■ PROMPT: Could you transcribe the material below exactly, without leaving out a single line?
** Start of RECORDS FOR THIS EXERCISE **
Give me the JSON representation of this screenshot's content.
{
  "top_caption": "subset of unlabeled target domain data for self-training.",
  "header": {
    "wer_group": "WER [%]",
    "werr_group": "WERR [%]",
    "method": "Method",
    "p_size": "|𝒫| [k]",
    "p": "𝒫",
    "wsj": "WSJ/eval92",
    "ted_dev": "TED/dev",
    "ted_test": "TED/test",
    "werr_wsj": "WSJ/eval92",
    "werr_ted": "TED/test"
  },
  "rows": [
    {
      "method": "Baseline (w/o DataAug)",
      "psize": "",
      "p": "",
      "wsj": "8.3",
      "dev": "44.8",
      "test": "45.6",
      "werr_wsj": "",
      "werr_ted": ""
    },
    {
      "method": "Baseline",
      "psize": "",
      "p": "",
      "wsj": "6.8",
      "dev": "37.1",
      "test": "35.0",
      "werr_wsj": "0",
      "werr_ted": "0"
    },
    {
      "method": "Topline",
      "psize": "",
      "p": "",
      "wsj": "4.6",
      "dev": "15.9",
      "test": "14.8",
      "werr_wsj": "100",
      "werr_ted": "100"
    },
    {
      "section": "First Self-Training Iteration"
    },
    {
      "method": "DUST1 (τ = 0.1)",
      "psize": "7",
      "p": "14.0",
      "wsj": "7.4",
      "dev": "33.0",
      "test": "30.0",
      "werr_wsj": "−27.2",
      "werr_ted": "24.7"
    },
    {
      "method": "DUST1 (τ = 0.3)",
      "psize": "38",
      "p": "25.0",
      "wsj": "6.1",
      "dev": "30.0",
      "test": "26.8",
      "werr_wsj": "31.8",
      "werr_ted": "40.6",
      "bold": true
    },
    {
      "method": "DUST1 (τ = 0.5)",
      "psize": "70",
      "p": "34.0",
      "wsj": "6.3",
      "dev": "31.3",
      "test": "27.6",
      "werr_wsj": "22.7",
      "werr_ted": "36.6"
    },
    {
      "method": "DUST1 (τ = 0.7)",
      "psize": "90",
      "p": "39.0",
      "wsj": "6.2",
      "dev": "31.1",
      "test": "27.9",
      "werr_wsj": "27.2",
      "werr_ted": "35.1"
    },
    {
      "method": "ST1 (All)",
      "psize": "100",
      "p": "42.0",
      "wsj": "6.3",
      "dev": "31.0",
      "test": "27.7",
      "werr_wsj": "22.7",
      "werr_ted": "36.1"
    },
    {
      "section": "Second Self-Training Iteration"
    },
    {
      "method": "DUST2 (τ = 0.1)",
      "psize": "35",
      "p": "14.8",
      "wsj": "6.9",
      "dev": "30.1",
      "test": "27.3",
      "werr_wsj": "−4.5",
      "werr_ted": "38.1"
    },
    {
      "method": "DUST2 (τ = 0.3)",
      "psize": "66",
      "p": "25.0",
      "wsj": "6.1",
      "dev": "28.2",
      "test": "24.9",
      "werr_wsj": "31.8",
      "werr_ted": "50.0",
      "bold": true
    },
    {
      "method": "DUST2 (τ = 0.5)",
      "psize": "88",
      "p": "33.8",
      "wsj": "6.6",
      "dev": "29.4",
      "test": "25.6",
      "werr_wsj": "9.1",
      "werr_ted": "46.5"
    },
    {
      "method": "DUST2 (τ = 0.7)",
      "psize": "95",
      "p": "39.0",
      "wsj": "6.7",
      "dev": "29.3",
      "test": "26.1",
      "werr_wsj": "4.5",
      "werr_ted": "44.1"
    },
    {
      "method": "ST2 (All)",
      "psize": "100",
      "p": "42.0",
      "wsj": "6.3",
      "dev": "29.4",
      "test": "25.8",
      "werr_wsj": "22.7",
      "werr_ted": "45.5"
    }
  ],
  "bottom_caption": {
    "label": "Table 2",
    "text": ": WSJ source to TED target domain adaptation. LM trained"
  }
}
** End of RECORDS FOR THIS EXERCISE **
■ SOLVED EXERCISE:
Give me the JSON representation of this screenshot's content.
{
  "top_caption": "subset of unlabeled target domain data for self-training.",
  "header": {
    "wer_group": "WER [%]",
    "werr_group": "WERR [%]",
    "method": "Method",
    "p_size": "|𝒫| [k]",
    "p": "𝒫",
    "wsj": "WSJ/eval92",
    "ted_dev": "TED/dev",
    "ted_test": "TED/test",
    "werr_wsj": "WSJ/eval92",
    "werr_ted": "TED/test"
  },
  "rows": [
    {
      "method": "Baseline (w/o DataAug)",
      "psize": "",
      "p": "",
      "wsj": "8.3",
      "dev": "44.8",
      "test": "45.6",
      "werr_wsj": "",
      "werr_ted": ""
    },
    {
      "method": "Baseline",
      "psize": "",
      "p": "",
      "wsj": "6.8",
      "dev": "37.1",
      "test": "35.0",
      "werr_wsj": "0",
      "werr_ted": "0"
    },
    {
      "method": "Topline",
      "psize": "",
      "p": "",
      "wsj": "4.6",
      "dev": "15.9",
      "test": "14.8",
      "werr_wsj": "100",
      "werr_ted": "100"
    },
    {
      "section": "First Self-Training Iteration"
    },
    {
      "method": "DUST1 (τ = 0.1)",
      "psize": "7",
      "p": "14.0",
      "wsj": "7.4",
      "dev": "33.0",
      "test": "30.0",
      "werr_wsj": "−27.2",
      "werr_ted": "24.7"
    },
    {
      "method": "DUST1 (τ = 0.3)",
      "psize": "38",
      "p": "25.0",
      "wsj": "6.1",
      "dev": "30.0",
      "test": "26.8",
      "werr_wsj": "31.8",
      "werr_ted": "40.6",
      "bold": true
    },
    {
      "method": "DUST1 (τ = 0.5)",
      "psize": "70",
      "p": "34.0",
      "wsj": "6.3",
      "dev": "31.3",
      "test": "27.6",
      "werr_wsj": "22.7",
      "werr_ted": "36.6"
    },
    {
      "method": "DUST1 (τ = 0.7)",
      "psize": "90",
      "p": "39.0",
      "wsj": "6.2",
      "dev": "31.1",
      "test": "27.9",
      "werr_wsj": "27.2",
      "werr_ted": "35.1"
    },
    {
      "method": "ST1 (All)",
      "psize": "100",
      "p": "42.0",
      "wsj": "6.3",
      "dev": "31.0",
      "test": "27.7",
      "werr_wsj": "22.7",
      "werr_ted": "36.1"
    },
    {
      "section": "Second Self-Training Iteration"
    },
    {
      "method": "DUST2 (τ = 0.1)",
      "psize": "35",
      "p": "14.8",
      "wsj": "6.9",
      "dev": "30.1",
      "test": "27.3",
      "werr_wsj": "−4.5",
      "werr_ted": "38.1"
    },
    {
      "method": "DUST2 (τ = 0.3)",
      "psize": "66",
      "p": "25.0",
      "wsj": "6.1",
      "dev": "28.2",
      "test": "24.9",
      "werr_wsj": "31.8",
      "werr_ted": "50.0",
      "bold": true
    },
    {
      "method": "DUST2 (τ = 0.5)",
      "psize": "88",
      "p": "33.8",
      "wsj": "6.6",
      "dev": "29.4",
      "test": "25.6",
      "werr_wsj": "9.1",
      "werr_ted": "46.5"
    },
    {
      "method": "DUST2 (τ = 0.7)",
      "psize": "95",
      "p": "39.0",
      "wsj": "6.7",
      "dev": "29.3",
      "test": "26.1",
      "werr_wsj": "4.5",
      "werr_ted": "44.1"
    },
    {
      "method": "ST2 (All)",
      "psize": "100",
      "p": "42.0",
      "wsj": "6.3",
      "dev": "29.4",
      "test": "25.8",
      "werr_wsj": "22.7",
      "werr_ted": "45.5"
    }
  ],
  "bottom_caption": {
    "label": "Table 2",
    "text": ": WSJ source to TED target domain adaptation. LM trained"
  }
}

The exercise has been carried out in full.